-------- Extracted information

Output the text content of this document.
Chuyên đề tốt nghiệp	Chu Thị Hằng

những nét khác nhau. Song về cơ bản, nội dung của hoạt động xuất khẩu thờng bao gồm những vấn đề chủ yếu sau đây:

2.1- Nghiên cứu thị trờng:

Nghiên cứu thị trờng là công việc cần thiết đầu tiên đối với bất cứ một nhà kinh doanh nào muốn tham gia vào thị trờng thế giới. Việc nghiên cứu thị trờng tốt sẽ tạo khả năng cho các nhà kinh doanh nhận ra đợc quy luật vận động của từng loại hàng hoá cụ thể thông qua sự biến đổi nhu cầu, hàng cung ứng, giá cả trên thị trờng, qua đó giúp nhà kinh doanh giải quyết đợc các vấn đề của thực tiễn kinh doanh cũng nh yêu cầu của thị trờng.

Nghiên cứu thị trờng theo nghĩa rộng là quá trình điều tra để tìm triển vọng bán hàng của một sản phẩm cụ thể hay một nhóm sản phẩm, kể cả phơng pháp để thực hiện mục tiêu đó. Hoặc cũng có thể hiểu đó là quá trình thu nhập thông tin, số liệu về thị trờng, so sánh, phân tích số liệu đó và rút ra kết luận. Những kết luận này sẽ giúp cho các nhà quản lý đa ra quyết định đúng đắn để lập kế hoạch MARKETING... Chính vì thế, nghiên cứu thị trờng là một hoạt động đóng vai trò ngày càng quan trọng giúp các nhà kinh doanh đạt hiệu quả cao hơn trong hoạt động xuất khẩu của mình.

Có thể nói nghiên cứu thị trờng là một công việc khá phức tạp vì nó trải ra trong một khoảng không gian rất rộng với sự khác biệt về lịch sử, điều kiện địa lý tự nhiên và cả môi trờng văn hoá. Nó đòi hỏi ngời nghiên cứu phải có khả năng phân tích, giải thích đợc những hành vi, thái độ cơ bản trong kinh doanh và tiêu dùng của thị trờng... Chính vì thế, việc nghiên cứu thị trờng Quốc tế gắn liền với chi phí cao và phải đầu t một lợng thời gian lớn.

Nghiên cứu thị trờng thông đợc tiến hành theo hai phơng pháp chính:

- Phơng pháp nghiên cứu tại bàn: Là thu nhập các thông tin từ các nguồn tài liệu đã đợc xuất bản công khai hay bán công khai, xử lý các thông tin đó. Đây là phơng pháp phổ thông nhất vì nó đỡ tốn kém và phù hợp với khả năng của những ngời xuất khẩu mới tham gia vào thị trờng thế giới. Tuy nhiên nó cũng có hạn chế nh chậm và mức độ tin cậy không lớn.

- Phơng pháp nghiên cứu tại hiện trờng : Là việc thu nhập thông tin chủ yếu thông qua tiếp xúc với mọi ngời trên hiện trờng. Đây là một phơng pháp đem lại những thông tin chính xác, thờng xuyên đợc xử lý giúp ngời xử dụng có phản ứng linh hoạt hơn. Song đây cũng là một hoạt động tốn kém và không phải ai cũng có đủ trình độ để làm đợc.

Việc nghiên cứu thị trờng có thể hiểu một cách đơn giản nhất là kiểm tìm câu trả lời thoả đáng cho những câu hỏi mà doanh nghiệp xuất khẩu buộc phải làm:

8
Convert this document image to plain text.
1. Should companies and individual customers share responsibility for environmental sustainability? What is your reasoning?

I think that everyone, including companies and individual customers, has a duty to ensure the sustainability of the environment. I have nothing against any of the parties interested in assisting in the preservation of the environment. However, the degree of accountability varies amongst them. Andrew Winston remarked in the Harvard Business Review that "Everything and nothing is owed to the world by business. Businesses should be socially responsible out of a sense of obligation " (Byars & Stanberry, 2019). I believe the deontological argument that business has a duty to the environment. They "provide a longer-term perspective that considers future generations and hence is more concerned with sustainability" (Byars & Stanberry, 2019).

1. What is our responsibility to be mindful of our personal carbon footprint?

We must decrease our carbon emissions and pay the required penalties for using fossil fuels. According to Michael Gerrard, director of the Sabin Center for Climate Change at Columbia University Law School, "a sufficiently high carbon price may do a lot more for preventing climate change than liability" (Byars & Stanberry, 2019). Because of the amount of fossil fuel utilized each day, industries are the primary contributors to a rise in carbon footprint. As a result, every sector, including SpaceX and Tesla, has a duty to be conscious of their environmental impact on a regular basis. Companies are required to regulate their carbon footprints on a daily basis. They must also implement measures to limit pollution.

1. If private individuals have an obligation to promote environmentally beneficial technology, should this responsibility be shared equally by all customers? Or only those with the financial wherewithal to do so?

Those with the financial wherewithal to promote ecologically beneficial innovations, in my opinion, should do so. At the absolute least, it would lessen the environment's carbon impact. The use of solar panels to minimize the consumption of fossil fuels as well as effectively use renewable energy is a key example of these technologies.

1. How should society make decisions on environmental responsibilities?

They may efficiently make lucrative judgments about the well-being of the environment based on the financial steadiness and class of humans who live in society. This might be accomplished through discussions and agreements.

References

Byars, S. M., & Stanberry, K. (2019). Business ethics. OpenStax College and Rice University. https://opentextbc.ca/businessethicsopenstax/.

----------------

▶ **Exercise details**
Emit the full listing verbatim.

▶ **The solution**
Output the text content of this document.
Chuyên đề tốt nghiệp	Chu Thị Hằng

những nét khác nhau. Song về cơ bản, nội dung của hoạt động xuất khẩu thờng bao gồm những vấn đề chủ yếu sau đây:

2.1- Nghiên cứu thị trờng:

Nghiên cứu thị trờng là công việc cần thiết đầu tiên đối với bất cứ một nhà kinh doanh nào muốn tham gia vào thị trờng thế giới. Việc nghiên cứu thị trờng tốt sẽ tạo khả năng cho các nhà kinh doanh nhận ra đợc quy luật vận động của từng loại hàng hoá cụ thể thông qua sự biến đổi nhu cầu, hàng cung ứng, giá cả trên thị trờng, qua đó giúp nhà kinh doanh giải quyết đợc các vấn đề của thực tiễn kinh doanh cũng nh yêu cầu của thị trờng.

Nghiên cứu thị trờng theo nghĩa rộng là quá trình điều tra để tìm triển vọng bán hàng của một sản phẩm cụ thể hay một nhóm sản phẩm, kể cả phơng pháp để thực hiện mục tiêu đó. Hoặc cũng có thể hiểu đó là quá trình thu nhập thông tin, số liệu về thị trờng, so sánh, phân tích số liệu đó và rút ra kết luận. Những kết luận này sẽ giúp cho các nhà quản lý đa ra quyết định đúng đắn để lập kế hoạch MARKETING... Chính vì thế, nghiên cứu thị trờng là một hoạt động đóng vai trò ngày càng quan trọng giúp các nhà kinh doanh đạt hiệu quả cao hơn trong hoạt động xuất khẩu của mình.

Có thể nói nghiên cứu thị trờng là một công việc khá phức tạp vì nó trải ra trong một khoảng không gian rất rộng với sự khác biệt về lịch sử, điều kiện địa lý tự nhiên và cả môi trờng văn hoá. Nó đòi hỏi ngời nghiên cứu phải có khả năng phân tích, giải thích đợc những hành vi, thái độ cơ bản trong kinh doanh và tiêu dùng của thị trờng... Chính vì thế, việc nghiên cứu thị trờng Quốc tế gắn liền với chi phí cao và phải đầu t một lợng thời gian lớn.

Nghiên cứu thị trờng thông đợc tiến hành theo hai phơng pháp chính:

- Phơng pháp nghiên cứu tại bàn: Là thu nhập các thông tin từ các nguồn tài liệu đã đợc xuất bản công khai hay bán công khai, xử lý các thông tin đó. Đây là phơng pháp phổ thông nhất vì nó đỡ tốn kém và phù hợp với khả năng của những ngời xuất khẩu mới tham gia vào thị trờng thế giới. Tuy nhiên nó cũng có hạn chế nh chậm và mức độ tin cậy không lớn.

- Phơng pháp nghiên cứu tại hiện trờng : Là việc thu nhập thông tin chủ yếu thông qua tiếp xúc với mọi ngời trên hiện trờng. Đây là một phơng pháp đem lại những thông tin chính xác, thờng xuyên đợc xử lý giúp ngời xử dụng có phản ứng linh hoạt hơn. Song đây cũng là một hoạt động tốn kém và không phải ai cũng có đủ trình độ để làm đợc.

Việc nghiên cứu thị trờng có thể hiểu một cách đơn giản nhất là kiểm tìm câu trả lời thoả đáng cho những câu hỏi mà doanh nghiệp xuất khẩu buộc phải làm:

8
Convert this document image to plain text.
1. Should companies and individual customers share responsibility for environmental sustainability? What is your reasoning?

I think that everyone, including companies and individual customers, has a duty to ensure the sustainability of the environment. I have nothing against any of the parties interested in assisting in the preservation of the environment. However, the degree of accountability varies amongst them. Andrew Winston remarked in the Harvard Business Review that "Everything and nothing is owed to the world by business. Businesses should be socially responsible out of a sense of obligation " (Byars & Stanberry, 2019). I believe the deontological argument that business has a duty to the environment. They "provide a longer-term perspective that considers future generations and hence is more concerned with sustainability" (Byars & Stanberry, 2019).

1. What is our responsibility to be mindful of our personal carbon footprint?

We must decrease our carbon emissions and pay the required penalties for using fossil fuels. According to Michael Gerrard, director of the Sabin Center for Climate Change at Columbia University Law School, "a sufficiently high carbon price may do a lot more for preventing climate change than liability" (Byars & Stanberry, 2019). Because of the amount of fossil fuel utilized each day, industries are the primary contributors to a rise in carbon footprint. As a result, every sector, including SpaceX and Tesla, has a duty to be conscious of their environmental impact on a regular basis. Companies are required to regulate their carbon footprints on a daily basis. They must also implement measures to limit pollution.

1. If private individuals have an obligation to promote environmentally beneficial technology, should this responsibility be shared equally by all customers? Or only those with the financial wherewithal to do so?

Those with the financial wherewithal to promote ecologically beneficial innovations, in my opinion, should do so. At the absolute least, it would lessen the environment's carbon impact. The use of solar panels to minimize the consumption of fossil fuels as well as effectively use renewable energy is a key example of these technologies.

1. How should society make decisions on environmental responsibilities?

They may efficiently make lucrative judgments about the well-being of the environment based on the financial steadiness and class of humans who live in society. This might be accomplished through discussions and agreements.

References

Byars, S. M., & Stanberry, K. (2019). Business ethics. OpenStax College and Rice University. https://opentextbc.ca/businessethicsopenstax/.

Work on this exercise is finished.